======== Data for processing ========

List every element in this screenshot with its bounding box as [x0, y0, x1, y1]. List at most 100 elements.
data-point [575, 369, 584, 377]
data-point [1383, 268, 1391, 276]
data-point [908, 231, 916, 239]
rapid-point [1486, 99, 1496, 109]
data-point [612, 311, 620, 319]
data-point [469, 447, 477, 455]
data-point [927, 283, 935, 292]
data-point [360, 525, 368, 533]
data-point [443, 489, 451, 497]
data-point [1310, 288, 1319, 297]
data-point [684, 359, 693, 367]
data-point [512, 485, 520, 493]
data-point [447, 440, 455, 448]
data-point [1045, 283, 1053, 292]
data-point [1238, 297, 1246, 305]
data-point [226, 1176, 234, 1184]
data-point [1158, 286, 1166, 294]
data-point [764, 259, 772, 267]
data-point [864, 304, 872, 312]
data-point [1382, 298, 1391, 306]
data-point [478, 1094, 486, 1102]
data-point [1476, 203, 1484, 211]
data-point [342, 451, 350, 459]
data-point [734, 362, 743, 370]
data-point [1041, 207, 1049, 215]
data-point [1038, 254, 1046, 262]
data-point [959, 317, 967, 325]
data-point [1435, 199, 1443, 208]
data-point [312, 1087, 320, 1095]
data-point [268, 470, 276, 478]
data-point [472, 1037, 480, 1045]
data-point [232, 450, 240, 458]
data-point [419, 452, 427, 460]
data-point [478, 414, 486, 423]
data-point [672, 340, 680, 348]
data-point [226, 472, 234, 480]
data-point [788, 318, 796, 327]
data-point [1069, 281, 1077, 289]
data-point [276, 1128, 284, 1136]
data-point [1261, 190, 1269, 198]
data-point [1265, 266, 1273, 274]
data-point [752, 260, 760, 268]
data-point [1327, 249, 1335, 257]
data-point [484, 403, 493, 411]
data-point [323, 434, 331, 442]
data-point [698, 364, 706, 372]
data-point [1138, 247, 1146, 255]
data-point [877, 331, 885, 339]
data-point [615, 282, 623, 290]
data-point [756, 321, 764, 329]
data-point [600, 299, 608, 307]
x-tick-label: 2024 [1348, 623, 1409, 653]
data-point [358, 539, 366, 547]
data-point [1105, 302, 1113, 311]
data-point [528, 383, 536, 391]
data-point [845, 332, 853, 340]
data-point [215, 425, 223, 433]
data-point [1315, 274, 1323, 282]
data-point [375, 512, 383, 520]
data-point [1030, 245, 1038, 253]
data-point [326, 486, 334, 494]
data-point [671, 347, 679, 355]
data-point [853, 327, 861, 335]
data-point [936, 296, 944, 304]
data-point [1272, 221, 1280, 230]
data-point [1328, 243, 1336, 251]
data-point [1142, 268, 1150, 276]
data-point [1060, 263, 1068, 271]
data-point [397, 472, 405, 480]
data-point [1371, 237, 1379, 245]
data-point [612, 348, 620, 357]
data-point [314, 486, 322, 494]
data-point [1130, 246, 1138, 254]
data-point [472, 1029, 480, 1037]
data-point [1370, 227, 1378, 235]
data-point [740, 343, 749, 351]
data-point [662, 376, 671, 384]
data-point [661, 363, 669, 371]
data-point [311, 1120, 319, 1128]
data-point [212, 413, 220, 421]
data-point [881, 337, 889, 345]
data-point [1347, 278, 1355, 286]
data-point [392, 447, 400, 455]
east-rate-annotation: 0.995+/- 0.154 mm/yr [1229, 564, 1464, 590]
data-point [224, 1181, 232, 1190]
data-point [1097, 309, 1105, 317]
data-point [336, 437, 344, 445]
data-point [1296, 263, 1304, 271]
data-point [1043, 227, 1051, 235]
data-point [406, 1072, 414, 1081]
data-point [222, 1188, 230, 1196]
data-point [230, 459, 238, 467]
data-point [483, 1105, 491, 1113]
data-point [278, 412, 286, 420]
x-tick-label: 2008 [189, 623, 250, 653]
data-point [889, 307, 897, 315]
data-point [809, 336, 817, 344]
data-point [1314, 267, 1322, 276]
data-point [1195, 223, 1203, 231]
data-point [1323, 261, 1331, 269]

========

[Aim of the exercise]
Transcribe every line of the entries above, leaving each character unchanged.

[Solution to this problem]
List every element in this screenshot with its bounding box as [x0, y0, x1, y1]. List at most 100 elements.
data-point [575, 369, 584, 377]
data-point [1383, 268, 1391, 276]
data-point [908, 231, 916, 239]
rapid-point [1486, 99, 1496, 109]
data-point [612, 311, 620, 319]
data-point [469, 447, 477, 455]
data-point [927, 283, 935, 292]
data-point [360, 525, 368, 533]
data-point [443, 489, 451, 497]
data-point [1310, 288, 1319, 297]
data-point [684, 359, 693, 367]
data-point [512, 485, 520, 493]
data-point [447, 440, 455, 448]
data-point [1045, 283, 1053, 292]
data-point [1238, 297, 1246, 305]
data-point [226, 1176, 234, 1184]
data-point [1158, 286, 1166, 294]
data-point [764, 259, 772, 267]
data-point [864, 304, 872, 312]
data-point [1382, 298, 1391, 306]
data-point [478, 1094, 486, 1102]
data-point [1476, 203, 1484, 211]
data-point [342, 451, 350, 459]
data-point [734, 362, 743, 370]
data-point [1041, 207, 1049, 215]
data-point [1038, 254, 1046, 262]
data-point [959, 317, 967, 325]
data-point [1435, 199, 1443, 208]
data-point [312, 1087, 320, 1095]
data-point [268, 470, 276, 478]
data-point [472, 1037, 480, 1045]
data-point [232, 450, 240, 458]
data-point [419, 452, 427, 460]
data-point [478, 414, 486, 423]
data-point [672, 340, 680, 348]
data-point [226, 472, 234, 480]
data-point [788, 318, 796, 327]
data-point [1069, 281, 1077, 289]
data-point [276, 1128, 284, 1136]
data-point [1261, 190, 1269, 198]
data-point [1265, 266, 1273, 274]
data-point [752, 260, 760, 268]
data-point [1327, 249, 1335, 257]
data-point [484, 403, 493, 411]
data-point [323, 434, 331, 442]
data-point [698, 364, 706, 372]
data-point [1138, 247, 1146, 255]
data-point [877, 331, 885, 339]
data-point [615, 282, 623, 290]
data-point [756, 321, 764, 329]
data-point [600, 299, 608, 307]
x-tick-label: 2024 [1348, 623, 1409, 653]
data-point [358, 539, 366, 547]
data-point [1105, 302, 1113, 311]
data-point [528, 383, 536, 391]
data-point [845, 332, 853, 340]
data-point [215, 425, 223, 433]
data-point [1315, 274, 1323, 282]
data-point [375, 512, 383, 520]
data-point [1030, 245, 1038, 253]
data-point [326, 486, 334, 494]
data-point [671, 347, 679, 355]
data-point [853, 327, 861, 335]
data-point [936, 296, 944, 304]
data-point [1272, 221, 1280, 230]
data-point [1328, 243, 1336, 251]
data-point [1142, 268, 1150, 276]
data-point [1060, 263, 1068, 271]
data-point [397, 472, 405, 480]
data-point [1371, 237, 1379, 245]
data-point [612, 348, 620, 357]
data-point [314, 486, 322, 494]
data-point [1130, 246, 1138, 254]
data-point [472, 1029, 480, 1037]
data-point [1370, 227, 1378, 235]
data-point [740, 343, 749, 351]
data-point [662, 376, 671, 384]
data-point [661, 363, 669, 371]
data-point [311, 1120, 319, 1128]
data-point [212, 413, 220, 421]
data-point [881, 337, 889, 345]
data-point [1347, 278, 1355, 286]
data-point [392, 447, 400, 455]
east-rate-annotation: 0.995+/- 0.154 mm/yr [1229, 564, 1464, 590]
data-point [224, 1181, 232, 1190]
data-point [1097, 309, 1105, 317]
data-point [336, 437, 344, 445]
data-point [1296, 263, 1304, 271]
data-point [1043, 227, 1051, 235]
data-point [406, 1072, 414, 1081]
data-point [222, 1188, 230, 1196]
data-point [230, 459, 238, 467]
data-point [483, 1105, 491, 1113]
data-point [278, 412, 286, 420]
x-tick-label: 2008 [189, 623, 250, 653]
data-point [889, 307, 897, 315]
data-point [809, 336, 817, 344]
data-point [1314, 267, 1322, 276]
data-point [1195, 223, 1203, 231]
data-point [1323, 261, 1331, 269]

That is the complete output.